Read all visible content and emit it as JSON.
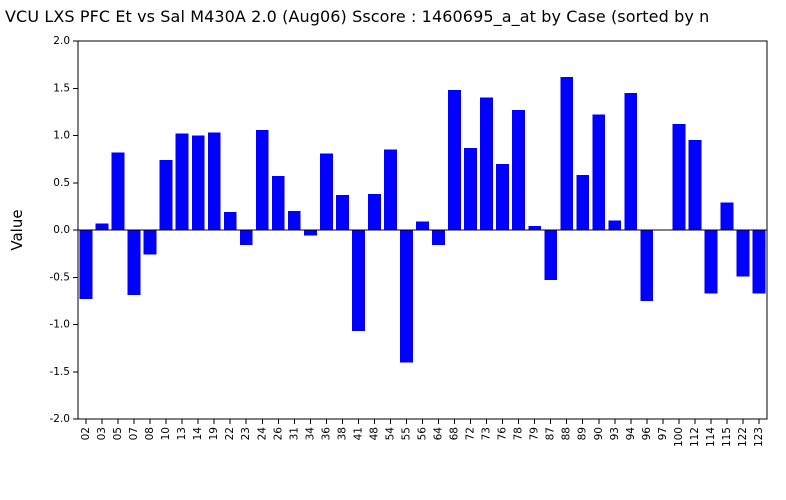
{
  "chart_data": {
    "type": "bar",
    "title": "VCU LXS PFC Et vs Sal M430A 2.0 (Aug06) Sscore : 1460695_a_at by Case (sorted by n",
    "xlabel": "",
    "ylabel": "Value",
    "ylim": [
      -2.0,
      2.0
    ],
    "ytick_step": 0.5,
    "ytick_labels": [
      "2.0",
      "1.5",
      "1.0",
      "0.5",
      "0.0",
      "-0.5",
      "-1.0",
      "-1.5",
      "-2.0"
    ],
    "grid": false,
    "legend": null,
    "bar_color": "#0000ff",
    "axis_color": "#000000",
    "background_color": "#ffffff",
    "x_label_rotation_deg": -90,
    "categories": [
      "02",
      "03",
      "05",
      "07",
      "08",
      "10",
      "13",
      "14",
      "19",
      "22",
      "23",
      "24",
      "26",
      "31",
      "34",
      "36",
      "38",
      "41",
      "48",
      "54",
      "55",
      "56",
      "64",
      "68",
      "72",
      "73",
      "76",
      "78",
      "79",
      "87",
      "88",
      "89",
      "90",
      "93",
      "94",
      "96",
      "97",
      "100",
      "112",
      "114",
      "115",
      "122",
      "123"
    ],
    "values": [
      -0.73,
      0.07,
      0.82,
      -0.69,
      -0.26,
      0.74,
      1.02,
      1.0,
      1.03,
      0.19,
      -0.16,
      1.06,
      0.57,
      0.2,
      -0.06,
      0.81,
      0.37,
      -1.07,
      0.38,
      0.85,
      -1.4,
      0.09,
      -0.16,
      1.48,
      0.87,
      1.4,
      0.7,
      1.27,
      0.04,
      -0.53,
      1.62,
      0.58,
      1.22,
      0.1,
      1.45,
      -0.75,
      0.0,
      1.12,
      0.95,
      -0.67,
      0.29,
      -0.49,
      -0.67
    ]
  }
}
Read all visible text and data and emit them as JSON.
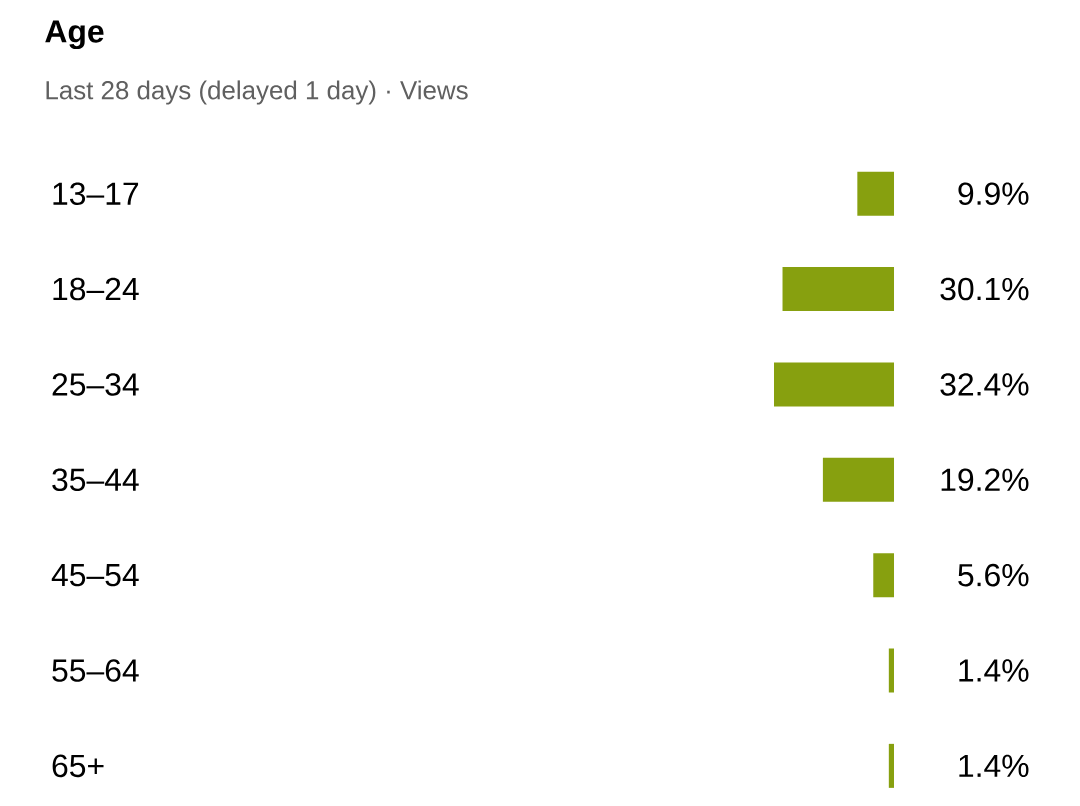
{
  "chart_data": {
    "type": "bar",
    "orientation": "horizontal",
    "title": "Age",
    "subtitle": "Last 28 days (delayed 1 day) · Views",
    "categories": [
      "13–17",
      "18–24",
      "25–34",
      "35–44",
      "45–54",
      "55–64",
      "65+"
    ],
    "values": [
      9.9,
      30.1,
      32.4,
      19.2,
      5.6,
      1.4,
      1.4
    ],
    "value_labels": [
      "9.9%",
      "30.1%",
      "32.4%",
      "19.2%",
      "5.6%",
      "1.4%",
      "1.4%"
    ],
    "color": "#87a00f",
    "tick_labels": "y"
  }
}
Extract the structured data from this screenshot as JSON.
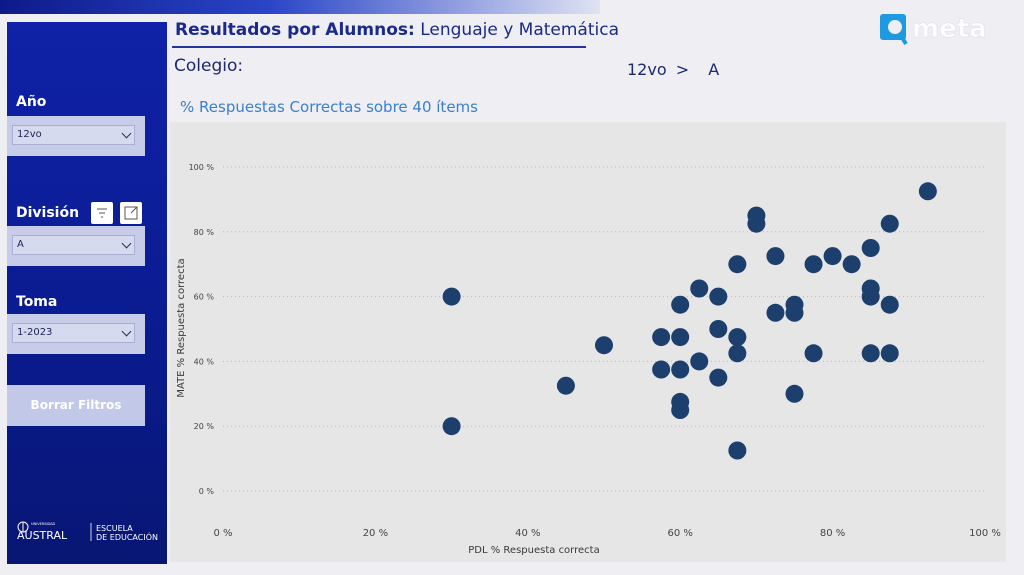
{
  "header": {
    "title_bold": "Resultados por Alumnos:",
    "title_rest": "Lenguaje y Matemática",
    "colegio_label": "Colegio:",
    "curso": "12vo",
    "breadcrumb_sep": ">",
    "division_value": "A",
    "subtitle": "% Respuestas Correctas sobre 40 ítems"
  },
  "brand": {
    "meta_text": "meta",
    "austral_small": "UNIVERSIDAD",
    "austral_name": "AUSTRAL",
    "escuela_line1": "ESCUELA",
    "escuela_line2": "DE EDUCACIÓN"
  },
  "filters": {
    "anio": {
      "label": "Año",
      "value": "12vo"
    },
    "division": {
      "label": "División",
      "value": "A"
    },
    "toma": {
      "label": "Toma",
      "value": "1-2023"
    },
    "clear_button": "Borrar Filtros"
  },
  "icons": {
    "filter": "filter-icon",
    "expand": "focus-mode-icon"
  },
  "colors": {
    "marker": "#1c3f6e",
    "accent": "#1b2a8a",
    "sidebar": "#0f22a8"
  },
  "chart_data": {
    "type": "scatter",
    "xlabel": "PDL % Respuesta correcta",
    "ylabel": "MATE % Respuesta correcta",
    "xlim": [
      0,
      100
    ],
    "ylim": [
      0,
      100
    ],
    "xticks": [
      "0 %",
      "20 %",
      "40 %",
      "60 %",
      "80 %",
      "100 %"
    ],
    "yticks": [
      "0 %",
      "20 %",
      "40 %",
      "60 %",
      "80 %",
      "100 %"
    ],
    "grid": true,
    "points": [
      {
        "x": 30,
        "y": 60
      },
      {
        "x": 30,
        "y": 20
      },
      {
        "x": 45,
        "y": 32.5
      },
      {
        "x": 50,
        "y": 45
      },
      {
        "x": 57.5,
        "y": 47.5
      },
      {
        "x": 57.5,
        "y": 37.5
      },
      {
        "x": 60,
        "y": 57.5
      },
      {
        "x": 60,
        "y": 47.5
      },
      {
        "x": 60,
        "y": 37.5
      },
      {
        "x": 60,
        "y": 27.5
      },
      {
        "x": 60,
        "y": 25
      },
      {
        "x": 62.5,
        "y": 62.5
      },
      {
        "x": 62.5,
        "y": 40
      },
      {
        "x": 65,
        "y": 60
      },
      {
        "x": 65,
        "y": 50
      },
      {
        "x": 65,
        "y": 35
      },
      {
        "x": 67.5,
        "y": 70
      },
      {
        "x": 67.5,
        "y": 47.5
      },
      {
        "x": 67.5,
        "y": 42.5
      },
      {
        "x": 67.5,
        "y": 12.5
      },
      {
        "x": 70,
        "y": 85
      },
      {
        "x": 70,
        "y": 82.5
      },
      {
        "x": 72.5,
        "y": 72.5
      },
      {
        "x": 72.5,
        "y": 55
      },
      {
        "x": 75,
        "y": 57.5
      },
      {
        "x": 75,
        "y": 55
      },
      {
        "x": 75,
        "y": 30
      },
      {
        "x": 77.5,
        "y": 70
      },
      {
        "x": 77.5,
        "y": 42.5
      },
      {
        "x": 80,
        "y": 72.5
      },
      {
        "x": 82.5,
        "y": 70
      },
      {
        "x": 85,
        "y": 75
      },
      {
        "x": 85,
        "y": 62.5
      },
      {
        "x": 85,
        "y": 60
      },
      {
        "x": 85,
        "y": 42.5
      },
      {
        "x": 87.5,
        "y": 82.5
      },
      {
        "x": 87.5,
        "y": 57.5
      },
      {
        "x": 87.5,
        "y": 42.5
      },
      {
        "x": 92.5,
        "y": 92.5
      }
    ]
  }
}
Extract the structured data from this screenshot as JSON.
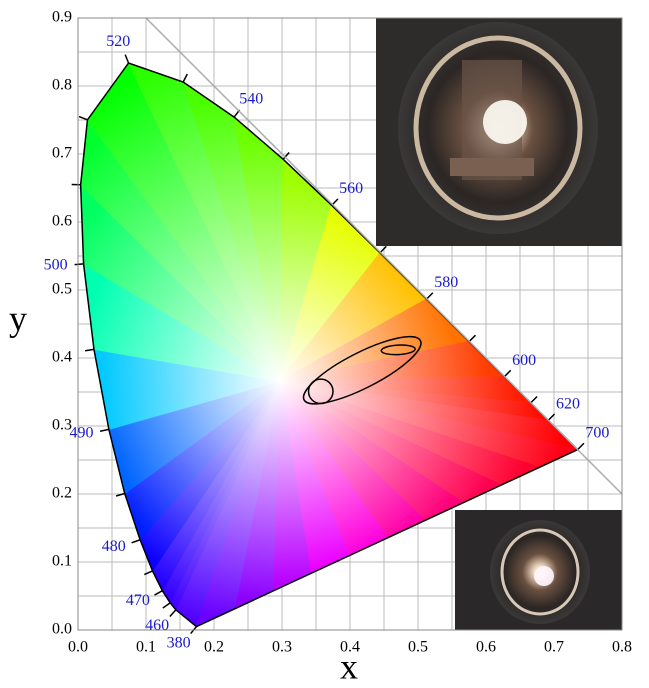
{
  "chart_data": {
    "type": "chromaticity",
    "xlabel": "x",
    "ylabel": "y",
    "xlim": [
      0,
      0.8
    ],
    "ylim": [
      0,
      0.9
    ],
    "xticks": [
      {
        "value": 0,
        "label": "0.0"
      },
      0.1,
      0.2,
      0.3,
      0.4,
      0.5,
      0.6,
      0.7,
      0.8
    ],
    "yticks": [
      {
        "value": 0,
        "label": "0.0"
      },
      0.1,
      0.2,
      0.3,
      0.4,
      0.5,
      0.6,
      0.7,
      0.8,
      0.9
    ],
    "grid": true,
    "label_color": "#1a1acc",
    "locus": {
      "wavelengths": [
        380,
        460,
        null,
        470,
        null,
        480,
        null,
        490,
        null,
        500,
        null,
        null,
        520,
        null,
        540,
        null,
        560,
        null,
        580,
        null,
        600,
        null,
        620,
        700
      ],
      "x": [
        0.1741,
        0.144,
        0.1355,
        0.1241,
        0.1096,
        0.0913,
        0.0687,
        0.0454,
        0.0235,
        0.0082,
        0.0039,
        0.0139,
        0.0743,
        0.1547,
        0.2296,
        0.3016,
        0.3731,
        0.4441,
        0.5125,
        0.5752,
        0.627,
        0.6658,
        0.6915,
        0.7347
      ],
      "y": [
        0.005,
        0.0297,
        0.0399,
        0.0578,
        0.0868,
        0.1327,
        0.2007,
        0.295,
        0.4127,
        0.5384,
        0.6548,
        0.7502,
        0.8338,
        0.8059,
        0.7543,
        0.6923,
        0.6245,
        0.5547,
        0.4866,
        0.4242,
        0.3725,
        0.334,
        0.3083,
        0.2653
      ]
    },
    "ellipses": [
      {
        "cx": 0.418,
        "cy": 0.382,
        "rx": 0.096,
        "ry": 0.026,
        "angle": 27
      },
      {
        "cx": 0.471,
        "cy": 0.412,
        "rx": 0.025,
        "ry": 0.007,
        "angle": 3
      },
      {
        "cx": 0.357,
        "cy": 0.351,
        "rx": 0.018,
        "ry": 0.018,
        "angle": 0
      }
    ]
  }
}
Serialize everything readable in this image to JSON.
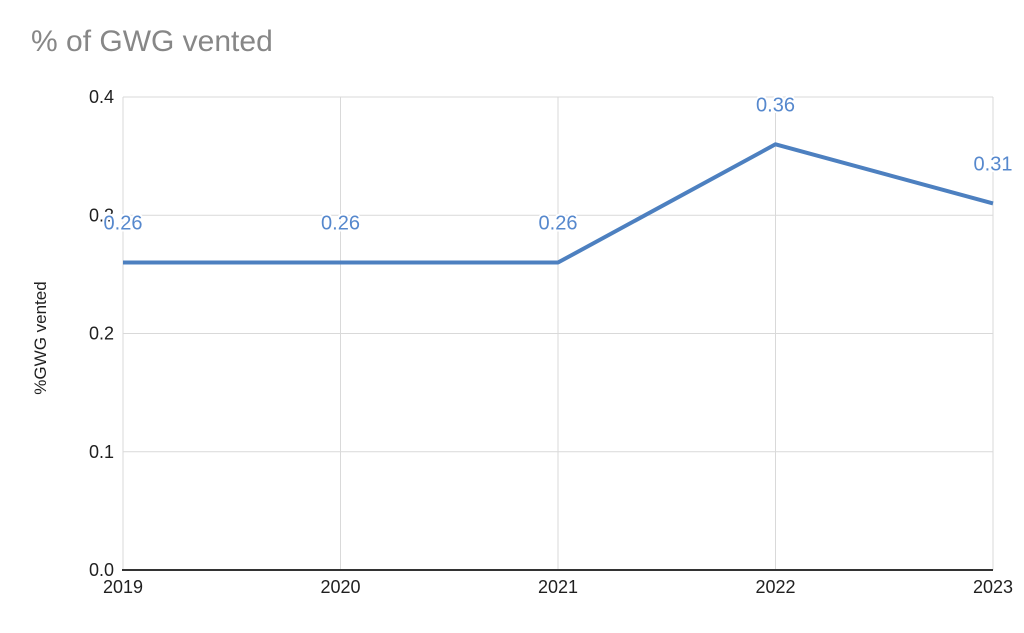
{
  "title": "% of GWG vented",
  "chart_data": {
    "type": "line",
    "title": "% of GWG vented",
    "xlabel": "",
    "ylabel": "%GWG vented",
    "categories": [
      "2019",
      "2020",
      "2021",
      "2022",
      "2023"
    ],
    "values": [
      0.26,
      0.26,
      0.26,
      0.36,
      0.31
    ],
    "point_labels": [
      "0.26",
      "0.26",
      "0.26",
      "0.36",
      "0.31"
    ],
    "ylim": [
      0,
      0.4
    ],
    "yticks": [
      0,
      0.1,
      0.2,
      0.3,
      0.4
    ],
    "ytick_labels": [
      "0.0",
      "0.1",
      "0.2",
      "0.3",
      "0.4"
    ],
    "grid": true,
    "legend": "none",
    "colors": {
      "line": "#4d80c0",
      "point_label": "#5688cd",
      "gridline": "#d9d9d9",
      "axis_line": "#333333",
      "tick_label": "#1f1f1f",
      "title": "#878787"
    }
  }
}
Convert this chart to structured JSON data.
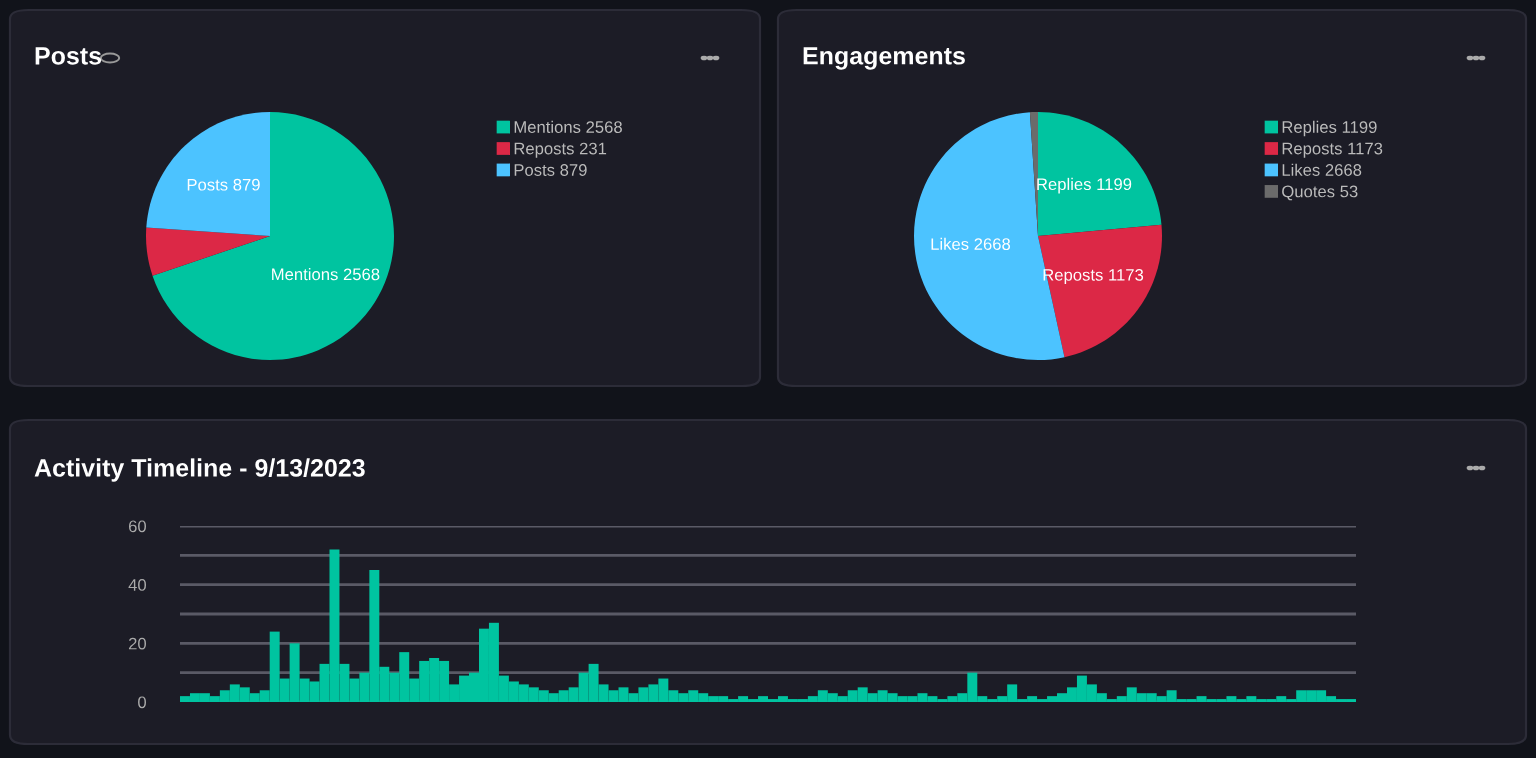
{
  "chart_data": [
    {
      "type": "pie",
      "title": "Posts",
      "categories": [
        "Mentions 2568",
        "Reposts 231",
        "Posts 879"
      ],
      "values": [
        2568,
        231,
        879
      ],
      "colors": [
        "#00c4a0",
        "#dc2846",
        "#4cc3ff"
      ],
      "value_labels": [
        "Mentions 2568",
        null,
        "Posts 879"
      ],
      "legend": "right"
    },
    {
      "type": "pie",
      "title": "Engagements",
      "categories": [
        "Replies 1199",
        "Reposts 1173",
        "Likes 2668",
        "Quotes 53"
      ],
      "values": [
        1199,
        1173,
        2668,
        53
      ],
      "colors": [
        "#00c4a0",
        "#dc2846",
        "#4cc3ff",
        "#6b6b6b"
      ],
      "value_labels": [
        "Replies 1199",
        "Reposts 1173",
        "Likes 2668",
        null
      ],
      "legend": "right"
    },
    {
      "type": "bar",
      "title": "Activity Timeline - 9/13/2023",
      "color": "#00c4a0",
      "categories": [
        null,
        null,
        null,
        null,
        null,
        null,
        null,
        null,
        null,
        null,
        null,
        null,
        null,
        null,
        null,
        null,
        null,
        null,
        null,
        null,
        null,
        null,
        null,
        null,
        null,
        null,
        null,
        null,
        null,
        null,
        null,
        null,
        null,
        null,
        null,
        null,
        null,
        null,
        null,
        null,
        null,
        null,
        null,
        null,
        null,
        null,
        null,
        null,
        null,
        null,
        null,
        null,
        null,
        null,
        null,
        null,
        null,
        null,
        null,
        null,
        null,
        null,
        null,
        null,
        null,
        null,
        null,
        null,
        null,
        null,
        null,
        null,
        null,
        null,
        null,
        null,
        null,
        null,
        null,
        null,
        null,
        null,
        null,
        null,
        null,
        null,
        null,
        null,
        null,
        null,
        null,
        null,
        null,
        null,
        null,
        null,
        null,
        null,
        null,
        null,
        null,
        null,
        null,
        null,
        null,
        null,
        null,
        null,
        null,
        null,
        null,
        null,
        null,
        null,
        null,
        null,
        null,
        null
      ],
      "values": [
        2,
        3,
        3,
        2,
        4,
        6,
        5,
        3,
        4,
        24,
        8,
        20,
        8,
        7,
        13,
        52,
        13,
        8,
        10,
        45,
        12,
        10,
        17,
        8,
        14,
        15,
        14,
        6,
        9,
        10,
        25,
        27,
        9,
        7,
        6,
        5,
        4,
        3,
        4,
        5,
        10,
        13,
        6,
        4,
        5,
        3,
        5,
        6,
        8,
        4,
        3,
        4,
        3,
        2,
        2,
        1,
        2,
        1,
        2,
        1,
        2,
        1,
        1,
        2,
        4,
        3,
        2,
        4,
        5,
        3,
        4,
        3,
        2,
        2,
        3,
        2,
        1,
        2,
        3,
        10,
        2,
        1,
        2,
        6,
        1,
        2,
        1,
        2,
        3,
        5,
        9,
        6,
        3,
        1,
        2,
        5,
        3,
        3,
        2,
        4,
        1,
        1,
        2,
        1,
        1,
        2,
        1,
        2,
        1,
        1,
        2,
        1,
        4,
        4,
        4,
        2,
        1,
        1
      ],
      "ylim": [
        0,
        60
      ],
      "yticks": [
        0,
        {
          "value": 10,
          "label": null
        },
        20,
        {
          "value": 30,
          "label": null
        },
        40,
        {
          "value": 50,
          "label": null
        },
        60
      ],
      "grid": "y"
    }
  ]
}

** Your objective **
What is the number of lines in these records that contain "vented"? Reply with the number only.

** Final answer **
3